--- START OF Records for processing ---
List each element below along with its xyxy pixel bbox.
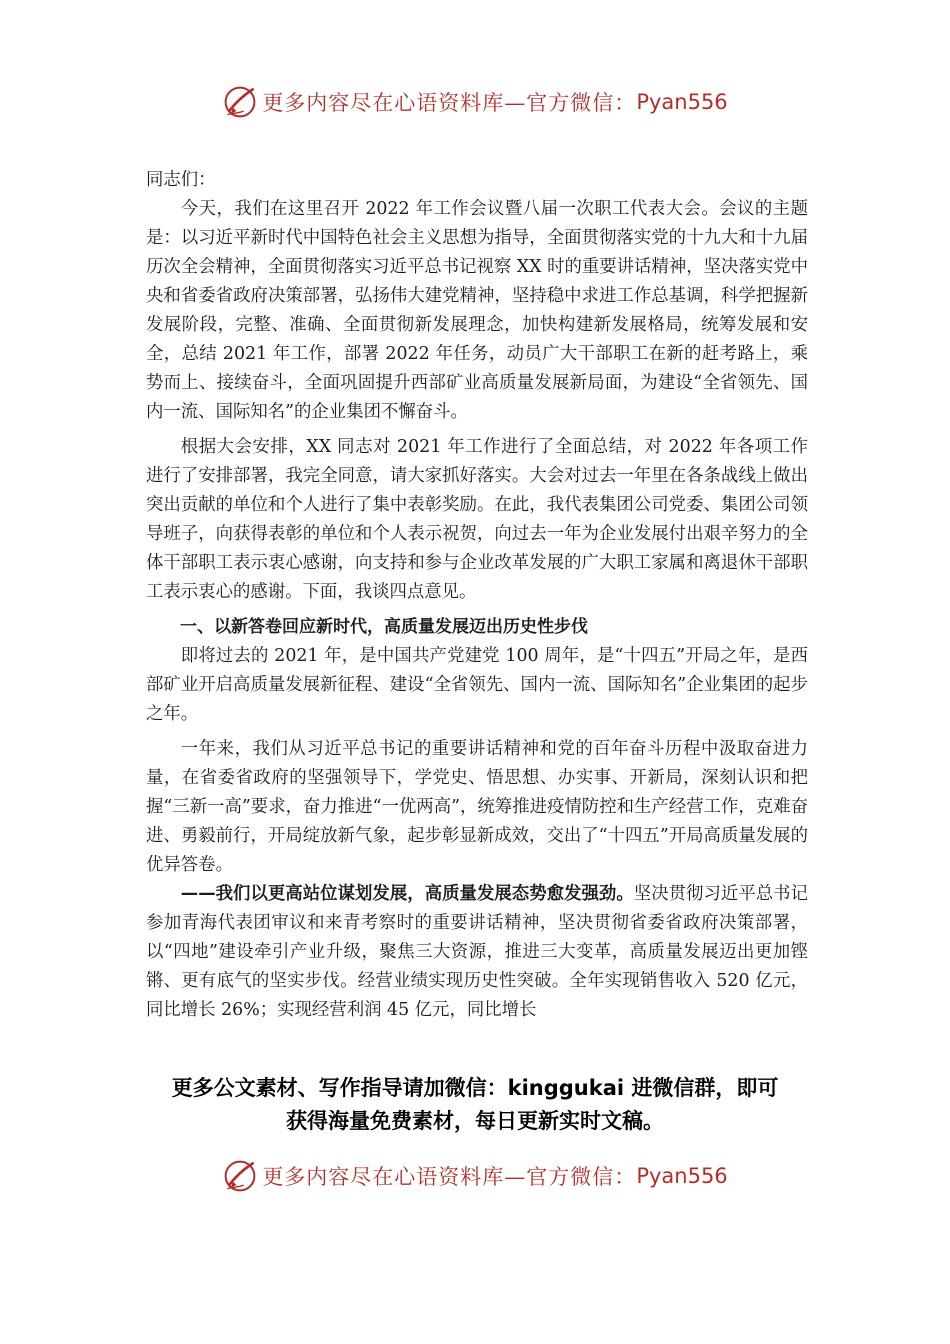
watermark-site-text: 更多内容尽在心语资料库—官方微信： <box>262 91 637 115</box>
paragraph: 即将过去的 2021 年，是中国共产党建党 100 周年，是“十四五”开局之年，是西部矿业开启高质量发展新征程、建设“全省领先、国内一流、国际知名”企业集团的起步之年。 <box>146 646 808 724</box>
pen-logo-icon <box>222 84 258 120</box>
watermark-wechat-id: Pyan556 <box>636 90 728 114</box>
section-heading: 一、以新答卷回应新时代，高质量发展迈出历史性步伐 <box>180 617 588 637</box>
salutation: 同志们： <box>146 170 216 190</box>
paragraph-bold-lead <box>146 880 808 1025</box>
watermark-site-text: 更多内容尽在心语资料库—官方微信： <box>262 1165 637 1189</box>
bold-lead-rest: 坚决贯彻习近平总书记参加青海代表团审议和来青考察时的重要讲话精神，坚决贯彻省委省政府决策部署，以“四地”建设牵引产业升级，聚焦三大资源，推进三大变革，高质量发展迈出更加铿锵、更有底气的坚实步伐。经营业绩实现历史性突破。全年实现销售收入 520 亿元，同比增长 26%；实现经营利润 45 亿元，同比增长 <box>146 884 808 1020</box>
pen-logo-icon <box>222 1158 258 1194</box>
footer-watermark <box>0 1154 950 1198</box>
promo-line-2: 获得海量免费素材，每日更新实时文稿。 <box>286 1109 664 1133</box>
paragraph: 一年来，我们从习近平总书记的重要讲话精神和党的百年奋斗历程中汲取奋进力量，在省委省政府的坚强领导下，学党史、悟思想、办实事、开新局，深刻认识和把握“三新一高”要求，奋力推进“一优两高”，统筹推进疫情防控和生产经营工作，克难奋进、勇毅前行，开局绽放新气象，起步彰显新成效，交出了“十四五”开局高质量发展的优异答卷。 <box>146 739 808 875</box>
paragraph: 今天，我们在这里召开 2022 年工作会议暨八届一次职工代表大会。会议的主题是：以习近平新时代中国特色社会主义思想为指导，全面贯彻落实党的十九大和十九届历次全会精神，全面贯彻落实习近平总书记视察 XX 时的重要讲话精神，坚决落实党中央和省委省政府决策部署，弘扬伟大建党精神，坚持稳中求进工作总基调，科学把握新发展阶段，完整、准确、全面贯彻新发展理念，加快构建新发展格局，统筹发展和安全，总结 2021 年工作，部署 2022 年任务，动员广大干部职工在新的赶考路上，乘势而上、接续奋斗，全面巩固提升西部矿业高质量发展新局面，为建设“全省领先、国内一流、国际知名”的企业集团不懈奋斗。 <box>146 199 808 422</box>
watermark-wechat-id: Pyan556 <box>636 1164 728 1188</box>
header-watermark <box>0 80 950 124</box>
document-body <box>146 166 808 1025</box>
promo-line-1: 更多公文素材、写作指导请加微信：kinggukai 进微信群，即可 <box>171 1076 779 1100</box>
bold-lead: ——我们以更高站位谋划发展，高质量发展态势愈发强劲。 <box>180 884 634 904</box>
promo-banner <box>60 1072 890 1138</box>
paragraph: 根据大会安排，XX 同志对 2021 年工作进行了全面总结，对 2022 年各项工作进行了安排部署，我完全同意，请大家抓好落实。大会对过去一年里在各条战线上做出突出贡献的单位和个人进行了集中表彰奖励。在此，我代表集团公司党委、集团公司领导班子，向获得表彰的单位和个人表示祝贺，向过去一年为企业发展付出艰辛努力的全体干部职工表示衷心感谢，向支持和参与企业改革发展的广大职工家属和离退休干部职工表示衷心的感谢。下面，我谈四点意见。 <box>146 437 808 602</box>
--- END OF Records for processing ---
--- START OF Records for processing ---
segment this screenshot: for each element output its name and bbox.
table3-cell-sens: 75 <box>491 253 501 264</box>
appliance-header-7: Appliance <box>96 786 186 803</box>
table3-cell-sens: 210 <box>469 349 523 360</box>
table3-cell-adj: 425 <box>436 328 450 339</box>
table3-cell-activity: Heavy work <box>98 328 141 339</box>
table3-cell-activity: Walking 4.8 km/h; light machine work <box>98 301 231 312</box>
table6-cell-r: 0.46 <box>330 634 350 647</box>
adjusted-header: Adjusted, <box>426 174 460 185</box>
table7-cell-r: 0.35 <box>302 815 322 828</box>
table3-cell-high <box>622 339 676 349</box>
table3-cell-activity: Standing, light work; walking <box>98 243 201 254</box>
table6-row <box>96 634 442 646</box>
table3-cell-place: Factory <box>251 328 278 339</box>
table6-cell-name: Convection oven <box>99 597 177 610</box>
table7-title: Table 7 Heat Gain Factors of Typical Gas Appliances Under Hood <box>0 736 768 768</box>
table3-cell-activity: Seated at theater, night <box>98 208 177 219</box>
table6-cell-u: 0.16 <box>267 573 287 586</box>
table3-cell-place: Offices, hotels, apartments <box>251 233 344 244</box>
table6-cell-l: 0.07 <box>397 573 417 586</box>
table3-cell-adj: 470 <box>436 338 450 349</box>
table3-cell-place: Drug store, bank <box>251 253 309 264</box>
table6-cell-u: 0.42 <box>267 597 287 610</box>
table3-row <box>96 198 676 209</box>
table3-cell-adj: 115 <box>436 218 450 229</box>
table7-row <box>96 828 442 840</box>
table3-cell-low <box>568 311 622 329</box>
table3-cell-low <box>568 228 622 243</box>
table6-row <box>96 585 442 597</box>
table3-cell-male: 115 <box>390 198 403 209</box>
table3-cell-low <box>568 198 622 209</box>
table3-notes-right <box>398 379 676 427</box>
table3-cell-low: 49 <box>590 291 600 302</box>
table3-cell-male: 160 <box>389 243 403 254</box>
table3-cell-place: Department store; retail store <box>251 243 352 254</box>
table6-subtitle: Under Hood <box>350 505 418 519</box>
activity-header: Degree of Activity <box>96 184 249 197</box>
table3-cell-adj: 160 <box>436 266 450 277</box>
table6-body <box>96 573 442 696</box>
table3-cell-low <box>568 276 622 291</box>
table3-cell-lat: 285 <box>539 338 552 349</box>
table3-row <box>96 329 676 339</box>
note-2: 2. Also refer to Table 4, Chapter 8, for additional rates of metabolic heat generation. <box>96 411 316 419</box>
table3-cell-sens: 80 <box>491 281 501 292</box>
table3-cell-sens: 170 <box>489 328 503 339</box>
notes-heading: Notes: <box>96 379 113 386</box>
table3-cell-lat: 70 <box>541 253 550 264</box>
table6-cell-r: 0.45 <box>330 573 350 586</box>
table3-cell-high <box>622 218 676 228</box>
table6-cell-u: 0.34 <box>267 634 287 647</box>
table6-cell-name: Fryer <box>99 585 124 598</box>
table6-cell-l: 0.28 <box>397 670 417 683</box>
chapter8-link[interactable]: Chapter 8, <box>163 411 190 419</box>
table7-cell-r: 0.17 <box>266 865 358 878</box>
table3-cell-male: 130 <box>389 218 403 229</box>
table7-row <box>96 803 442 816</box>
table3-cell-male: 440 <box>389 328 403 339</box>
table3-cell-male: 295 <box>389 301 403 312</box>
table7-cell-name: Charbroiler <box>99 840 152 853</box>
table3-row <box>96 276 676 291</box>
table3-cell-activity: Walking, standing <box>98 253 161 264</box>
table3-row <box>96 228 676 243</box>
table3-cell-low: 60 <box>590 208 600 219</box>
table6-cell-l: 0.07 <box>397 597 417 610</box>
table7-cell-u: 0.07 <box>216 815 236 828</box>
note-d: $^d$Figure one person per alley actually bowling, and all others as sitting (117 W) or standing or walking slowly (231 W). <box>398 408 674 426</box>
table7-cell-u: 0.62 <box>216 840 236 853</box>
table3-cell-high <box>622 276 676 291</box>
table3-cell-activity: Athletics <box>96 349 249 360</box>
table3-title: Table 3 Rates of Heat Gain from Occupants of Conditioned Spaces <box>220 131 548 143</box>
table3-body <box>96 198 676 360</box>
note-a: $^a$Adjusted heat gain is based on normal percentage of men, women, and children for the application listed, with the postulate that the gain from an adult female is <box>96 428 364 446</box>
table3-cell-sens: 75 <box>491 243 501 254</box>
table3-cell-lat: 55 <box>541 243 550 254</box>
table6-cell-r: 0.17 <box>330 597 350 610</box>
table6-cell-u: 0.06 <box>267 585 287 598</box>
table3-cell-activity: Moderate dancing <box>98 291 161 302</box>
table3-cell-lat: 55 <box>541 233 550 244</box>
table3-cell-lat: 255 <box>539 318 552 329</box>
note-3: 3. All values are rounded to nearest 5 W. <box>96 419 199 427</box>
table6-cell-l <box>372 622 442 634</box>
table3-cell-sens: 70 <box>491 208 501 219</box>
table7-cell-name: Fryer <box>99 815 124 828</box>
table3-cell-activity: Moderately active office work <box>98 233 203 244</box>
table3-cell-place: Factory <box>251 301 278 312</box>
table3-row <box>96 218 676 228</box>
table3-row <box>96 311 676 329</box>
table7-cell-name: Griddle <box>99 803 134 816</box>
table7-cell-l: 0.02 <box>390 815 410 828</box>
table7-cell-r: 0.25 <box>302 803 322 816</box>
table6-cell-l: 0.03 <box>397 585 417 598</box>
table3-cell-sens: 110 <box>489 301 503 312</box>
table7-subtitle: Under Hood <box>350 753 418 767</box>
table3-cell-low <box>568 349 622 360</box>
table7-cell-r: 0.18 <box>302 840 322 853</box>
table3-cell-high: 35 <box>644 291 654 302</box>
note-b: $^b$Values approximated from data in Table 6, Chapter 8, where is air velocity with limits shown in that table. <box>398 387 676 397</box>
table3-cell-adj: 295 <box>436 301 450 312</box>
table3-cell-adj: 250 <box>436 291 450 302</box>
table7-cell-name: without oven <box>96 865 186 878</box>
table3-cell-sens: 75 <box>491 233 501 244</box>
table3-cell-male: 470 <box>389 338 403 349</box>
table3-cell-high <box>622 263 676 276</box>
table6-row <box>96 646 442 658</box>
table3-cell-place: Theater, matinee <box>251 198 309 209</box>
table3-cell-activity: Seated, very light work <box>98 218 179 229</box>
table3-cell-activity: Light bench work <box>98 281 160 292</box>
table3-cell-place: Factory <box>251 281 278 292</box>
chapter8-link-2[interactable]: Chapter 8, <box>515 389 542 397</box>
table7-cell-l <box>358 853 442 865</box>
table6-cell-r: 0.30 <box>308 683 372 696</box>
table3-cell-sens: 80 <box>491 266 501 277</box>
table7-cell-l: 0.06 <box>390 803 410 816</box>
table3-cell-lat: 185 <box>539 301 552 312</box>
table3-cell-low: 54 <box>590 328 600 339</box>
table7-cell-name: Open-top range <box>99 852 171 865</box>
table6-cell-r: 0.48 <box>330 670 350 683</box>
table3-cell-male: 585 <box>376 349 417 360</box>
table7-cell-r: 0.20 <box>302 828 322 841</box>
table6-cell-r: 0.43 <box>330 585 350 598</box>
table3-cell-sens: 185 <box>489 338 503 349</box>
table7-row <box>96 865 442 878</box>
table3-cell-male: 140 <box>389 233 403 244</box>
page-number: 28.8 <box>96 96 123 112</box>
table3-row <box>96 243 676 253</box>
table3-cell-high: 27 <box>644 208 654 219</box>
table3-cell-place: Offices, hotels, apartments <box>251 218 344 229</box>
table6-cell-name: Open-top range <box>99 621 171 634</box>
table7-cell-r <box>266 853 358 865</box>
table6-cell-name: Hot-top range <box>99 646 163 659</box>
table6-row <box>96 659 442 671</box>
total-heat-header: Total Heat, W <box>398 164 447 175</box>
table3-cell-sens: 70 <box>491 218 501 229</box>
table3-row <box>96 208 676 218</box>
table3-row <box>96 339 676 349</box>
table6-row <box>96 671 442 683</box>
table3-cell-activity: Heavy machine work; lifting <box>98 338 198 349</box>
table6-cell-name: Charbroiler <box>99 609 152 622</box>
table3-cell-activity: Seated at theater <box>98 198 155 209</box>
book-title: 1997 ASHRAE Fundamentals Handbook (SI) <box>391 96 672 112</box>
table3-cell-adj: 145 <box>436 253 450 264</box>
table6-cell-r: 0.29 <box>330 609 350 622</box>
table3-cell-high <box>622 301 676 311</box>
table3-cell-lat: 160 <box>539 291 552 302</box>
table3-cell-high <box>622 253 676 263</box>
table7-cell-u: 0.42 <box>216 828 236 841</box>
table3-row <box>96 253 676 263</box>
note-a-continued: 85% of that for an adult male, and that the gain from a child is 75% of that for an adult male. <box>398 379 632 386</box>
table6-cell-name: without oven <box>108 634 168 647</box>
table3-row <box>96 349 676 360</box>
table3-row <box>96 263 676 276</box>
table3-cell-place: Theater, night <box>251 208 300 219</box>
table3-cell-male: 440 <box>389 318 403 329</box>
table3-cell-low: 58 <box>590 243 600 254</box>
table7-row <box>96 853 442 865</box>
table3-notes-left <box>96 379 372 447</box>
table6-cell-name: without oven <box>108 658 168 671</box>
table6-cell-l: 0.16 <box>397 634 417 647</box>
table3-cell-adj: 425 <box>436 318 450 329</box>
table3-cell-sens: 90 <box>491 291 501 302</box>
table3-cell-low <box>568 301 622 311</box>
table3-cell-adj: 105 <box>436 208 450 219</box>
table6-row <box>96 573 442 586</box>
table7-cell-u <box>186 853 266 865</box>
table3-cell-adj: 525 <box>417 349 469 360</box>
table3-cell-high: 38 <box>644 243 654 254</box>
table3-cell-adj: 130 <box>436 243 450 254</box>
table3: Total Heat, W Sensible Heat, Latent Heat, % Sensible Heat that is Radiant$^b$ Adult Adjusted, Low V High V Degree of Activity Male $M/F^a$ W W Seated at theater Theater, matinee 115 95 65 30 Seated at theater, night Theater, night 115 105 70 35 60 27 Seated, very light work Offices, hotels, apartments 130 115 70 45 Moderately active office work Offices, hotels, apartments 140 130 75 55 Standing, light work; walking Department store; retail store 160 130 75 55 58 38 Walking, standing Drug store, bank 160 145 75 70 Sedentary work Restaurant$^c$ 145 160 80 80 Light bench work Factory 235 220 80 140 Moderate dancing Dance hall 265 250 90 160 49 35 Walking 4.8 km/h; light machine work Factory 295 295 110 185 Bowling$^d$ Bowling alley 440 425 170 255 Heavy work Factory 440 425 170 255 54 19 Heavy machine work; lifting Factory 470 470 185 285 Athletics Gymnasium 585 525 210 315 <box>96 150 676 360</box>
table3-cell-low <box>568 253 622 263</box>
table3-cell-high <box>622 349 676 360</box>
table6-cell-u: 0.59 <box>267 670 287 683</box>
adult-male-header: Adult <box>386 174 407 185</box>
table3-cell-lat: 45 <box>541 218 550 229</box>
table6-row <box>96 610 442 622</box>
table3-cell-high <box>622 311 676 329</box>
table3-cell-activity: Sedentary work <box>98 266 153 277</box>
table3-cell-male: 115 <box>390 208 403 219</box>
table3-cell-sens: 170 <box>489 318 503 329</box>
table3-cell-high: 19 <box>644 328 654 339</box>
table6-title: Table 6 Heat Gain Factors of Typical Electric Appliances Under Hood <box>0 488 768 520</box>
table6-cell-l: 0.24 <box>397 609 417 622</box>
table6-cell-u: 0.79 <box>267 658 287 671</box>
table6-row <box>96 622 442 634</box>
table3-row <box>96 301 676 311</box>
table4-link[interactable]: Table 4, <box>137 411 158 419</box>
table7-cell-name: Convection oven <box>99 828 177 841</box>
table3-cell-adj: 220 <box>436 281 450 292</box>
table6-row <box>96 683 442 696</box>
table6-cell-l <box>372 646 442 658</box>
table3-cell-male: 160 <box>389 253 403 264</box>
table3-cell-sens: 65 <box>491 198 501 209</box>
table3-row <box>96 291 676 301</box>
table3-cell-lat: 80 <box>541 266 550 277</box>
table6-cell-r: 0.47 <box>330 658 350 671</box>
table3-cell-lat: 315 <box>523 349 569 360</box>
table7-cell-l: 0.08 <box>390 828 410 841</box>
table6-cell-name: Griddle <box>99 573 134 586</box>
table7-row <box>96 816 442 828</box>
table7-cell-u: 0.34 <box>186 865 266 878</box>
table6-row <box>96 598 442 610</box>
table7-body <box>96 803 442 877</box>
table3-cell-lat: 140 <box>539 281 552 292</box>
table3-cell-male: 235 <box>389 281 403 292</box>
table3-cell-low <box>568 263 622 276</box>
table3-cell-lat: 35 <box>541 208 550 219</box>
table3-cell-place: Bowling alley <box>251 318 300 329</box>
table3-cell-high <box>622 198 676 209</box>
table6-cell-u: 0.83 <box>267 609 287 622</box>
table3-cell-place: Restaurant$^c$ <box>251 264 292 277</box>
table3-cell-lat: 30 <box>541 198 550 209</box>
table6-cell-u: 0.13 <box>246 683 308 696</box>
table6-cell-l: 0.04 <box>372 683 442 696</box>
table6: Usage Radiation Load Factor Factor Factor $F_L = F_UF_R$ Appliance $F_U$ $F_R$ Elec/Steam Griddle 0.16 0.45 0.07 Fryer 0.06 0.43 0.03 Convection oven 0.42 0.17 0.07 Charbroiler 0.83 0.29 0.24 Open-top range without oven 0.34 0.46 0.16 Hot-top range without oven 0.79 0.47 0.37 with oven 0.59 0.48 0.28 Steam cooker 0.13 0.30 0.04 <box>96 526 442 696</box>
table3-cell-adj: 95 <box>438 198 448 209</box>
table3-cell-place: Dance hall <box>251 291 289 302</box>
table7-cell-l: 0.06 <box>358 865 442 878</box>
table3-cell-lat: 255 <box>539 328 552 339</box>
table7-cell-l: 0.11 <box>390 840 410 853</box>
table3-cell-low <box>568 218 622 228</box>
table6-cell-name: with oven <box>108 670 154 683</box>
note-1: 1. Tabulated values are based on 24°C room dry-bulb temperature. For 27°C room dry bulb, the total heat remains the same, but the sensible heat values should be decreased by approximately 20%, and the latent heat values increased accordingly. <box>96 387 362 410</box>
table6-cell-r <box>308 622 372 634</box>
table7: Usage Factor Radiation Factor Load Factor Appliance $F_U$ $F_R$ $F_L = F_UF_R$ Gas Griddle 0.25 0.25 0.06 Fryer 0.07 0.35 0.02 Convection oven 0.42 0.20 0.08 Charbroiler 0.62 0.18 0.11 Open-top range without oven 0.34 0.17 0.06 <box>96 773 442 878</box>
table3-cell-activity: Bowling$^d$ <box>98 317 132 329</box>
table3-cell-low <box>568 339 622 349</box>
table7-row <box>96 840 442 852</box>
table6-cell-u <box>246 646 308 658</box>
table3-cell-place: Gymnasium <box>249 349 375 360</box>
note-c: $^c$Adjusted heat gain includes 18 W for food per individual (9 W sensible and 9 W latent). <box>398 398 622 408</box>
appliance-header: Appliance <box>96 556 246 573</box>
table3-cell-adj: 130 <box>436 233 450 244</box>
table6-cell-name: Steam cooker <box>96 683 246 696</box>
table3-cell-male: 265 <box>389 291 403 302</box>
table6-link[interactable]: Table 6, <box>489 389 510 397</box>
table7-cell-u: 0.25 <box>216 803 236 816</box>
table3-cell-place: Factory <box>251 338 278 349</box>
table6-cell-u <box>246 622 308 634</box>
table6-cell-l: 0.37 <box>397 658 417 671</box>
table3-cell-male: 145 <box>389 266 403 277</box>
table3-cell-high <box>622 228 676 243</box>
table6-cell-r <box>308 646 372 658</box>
--- END OF Records for processing ---
▶ **Exercise brief**: In the first listing above, copy out everything from the line containing "watermark-site-text: 更多内容尽在心语资料库—官方微信： <box>262 91" down to the line containing "paragraph-bold-lead <box>146 880", including both of those lines.

▶ **Completed task**:
watermark-site-text: 更多内容尽在心语资料库—官方微信： <box>262 91 637 115</box>
paragraph: 即将过去的 2021 年，是中国共产党建党 100 周年，是“十四五”开局之年，是西部矿业开启高质量发展新征程、建设“全省领先、国内一流、国际知名”企业集团的起步之年。 <box>146 646 808 724</box>
pen-logo-icon <box>222 84 258 120</box>
watermark-wechat-id: Pyan556 <box>636 90 728 114</box>
section-heading: 一、以新答卷回应新时代，高质量发展迈出历史性步伐 <box>180 617 588 637</box>
salutation: 同志们： <box>146 170 216 190</box>
paragraph-bold-lead <box>146 880 808 1025</box>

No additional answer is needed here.